**Excerpted passage:**
====
Saek

Total population
- 10,000 (2007)

Regions with significant populations
- Thailand

Languages
- Saek, Lao, Thai

Religion
- Animism, Theravada Buddhism

= Saek people =

Ethnic group of Laos and Thailand

The Saek (also known as Set, in Thai: แสก, RTGS: saek and IPA: /[sɛːk]/; Lao: xaeh) or Tai Saek are a small ethnic group of Laos and Thailand. The Saek are a part of the larger Tai ethnicity.

== History ==
A study by the Lao government on the country's ethnic minorities reports that the Saek arrived in Laos in the 17th century, having migrated from Vietnam and China. In particular, members of the village of Na Kadok claim to originate from Hà Tĩnh province, located across the Vietnamese border from Na Kadok. Specialised in finding gold in mines, it has been hypothesised that the southward migration occurred in search of new gold deposits. Saek in Thailand live in Nakhon Phanom province, in Northeastern Thailand, near the villages of the Saek settled in Laos, which are located close to the Laotian bank of the Mekong.

==Geographic distribution==
The center of the Saek population is the Mekong River in central Laos. A smaller Saek community makes its home in the Isan region of northeast Thailand, near the border with Laos.

There were 14,000 Saek people in 1990 in Laos, where they live in the central part of the country and are divided into small groups. Some are settled in the mountainous areas of Nam Noy and Nam Pheo, in the districts of Hinboune, Nakai and Ngolamath of Khammouane province, while others live near the provincial capital Thakhek. A final group lives about one hundred kilometres further north, in the village of Na Kadok, located in the south-eastern part of Khamkheut District, in the mountainous area near the Vietnamese border of Bolikhamsai province.

Across the Mekong, there were 11,000 Saek people in 1993 in the area of Nakhon Phanom, capital of the province of the same name (Nakhon Phanom province), in Northeast Thailand.

==Culture==
Most Saek cultural practices were either absorbed from the surrounding Lao and Thai cultures, or were practices common to the greater Tai ethnicity. However, the Saek are known for their round dances.
====
**Exercise data:**
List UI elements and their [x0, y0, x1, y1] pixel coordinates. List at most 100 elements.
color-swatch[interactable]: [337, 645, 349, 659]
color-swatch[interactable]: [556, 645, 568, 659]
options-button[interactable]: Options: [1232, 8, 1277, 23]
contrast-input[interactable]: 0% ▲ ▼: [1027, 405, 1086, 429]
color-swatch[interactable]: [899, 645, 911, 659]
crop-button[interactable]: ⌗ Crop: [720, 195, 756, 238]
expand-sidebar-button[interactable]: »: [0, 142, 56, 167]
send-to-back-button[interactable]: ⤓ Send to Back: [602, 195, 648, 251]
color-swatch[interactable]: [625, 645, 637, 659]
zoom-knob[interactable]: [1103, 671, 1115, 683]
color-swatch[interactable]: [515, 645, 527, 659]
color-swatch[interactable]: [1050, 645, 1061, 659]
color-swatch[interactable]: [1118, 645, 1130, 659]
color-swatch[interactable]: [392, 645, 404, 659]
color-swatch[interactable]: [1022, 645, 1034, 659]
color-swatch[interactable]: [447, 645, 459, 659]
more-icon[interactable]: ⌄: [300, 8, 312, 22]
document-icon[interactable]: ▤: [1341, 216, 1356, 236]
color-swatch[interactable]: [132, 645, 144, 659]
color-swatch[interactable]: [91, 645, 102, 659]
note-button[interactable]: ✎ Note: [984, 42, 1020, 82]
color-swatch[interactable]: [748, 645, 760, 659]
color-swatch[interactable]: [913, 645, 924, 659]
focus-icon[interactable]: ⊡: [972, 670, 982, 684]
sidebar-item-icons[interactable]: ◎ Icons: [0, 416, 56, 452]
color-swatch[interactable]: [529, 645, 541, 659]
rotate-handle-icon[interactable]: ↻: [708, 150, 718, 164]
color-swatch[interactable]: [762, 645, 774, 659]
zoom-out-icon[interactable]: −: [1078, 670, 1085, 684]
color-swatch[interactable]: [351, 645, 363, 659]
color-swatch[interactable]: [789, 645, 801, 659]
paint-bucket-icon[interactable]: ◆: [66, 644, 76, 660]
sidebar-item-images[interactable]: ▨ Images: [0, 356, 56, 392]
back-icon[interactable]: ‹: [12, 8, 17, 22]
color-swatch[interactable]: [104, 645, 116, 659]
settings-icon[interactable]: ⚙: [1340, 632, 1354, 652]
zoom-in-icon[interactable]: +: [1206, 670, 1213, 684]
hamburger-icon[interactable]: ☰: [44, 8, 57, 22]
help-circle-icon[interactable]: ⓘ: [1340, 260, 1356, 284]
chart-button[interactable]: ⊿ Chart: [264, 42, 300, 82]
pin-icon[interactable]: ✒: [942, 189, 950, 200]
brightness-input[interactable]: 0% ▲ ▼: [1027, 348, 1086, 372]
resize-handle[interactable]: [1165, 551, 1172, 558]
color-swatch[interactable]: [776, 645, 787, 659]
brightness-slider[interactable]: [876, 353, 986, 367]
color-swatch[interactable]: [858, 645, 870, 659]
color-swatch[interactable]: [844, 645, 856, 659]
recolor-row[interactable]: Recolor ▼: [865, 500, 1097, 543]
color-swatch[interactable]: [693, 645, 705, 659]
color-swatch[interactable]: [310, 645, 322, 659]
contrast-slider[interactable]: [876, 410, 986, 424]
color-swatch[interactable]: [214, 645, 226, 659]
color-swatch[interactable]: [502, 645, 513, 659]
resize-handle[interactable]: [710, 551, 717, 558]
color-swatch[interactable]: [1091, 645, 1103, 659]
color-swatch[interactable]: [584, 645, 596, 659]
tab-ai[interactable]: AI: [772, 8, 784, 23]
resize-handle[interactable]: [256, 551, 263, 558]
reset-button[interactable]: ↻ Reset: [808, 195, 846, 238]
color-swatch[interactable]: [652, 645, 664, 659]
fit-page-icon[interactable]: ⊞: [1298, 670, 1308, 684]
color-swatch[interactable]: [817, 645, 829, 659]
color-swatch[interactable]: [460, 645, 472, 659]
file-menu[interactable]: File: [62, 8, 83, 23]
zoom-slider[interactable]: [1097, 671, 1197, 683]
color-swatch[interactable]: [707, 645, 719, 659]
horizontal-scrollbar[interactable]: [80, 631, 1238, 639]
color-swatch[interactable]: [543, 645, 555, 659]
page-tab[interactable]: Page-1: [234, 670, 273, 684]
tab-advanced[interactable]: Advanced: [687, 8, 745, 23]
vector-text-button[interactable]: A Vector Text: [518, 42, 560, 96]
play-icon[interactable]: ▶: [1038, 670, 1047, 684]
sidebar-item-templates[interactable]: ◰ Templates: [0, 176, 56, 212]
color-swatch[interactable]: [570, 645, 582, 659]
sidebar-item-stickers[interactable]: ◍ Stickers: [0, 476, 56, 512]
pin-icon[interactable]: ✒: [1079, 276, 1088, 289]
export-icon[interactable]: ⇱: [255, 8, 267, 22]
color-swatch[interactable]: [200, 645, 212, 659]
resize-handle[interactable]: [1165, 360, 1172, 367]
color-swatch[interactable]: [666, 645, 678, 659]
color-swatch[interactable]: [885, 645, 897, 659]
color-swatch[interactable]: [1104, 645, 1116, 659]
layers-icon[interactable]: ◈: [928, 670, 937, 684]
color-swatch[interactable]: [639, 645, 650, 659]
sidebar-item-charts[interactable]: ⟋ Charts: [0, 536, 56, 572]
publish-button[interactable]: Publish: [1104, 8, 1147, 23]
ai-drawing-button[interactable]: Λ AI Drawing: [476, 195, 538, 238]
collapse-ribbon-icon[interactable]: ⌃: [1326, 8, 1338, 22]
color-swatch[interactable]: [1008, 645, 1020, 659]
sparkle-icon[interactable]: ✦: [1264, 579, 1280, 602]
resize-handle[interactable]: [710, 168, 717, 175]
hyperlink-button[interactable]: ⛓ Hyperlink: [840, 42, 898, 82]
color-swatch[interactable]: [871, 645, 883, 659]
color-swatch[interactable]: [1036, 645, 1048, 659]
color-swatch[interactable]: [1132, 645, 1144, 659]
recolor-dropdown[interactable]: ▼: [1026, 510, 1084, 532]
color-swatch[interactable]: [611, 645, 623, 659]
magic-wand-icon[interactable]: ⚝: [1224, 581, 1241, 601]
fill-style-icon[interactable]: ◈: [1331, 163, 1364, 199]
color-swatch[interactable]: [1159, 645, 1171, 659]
====
**Complete the following:**
**1)** Based on the text on the Saek, are these statements true? (a) The Saek arrived in Laos in the 17th century. (b) The center of the Saek population is in the Isan region of Thailand. (c) The Saek are known for their round dances. Answer yes or no for each and quote the words from the text that decide it.
**2)** According to the text on the Saek, how many Saek people lived in Laos in 1990?
**3)** Reproduce the text on the Saek from "The Saek (also" up to and including "larger Tai ethnicity.".
The rows have nothing to do with the text on the Saek.

**Answers:**
**1)**
(a) Yes: "the Saek arrived in Laos in the 17th century"
(b) No: "The center of the Saek population is the Mekong River in central Laos."
(c) Yes: "the Saek are known for their round dances"

**2)** There were 14,000 Saek people in Laos in 1990.

**3)**
The Saek (also known as Set, in Thai: แสก, RTGS: saek and IPA: /[sɛːk]/; Lao: xaeh) or Tai Saek are a small ethnic group of Laos and Thailand. The Saek are a part of the larger Tai ethnicity.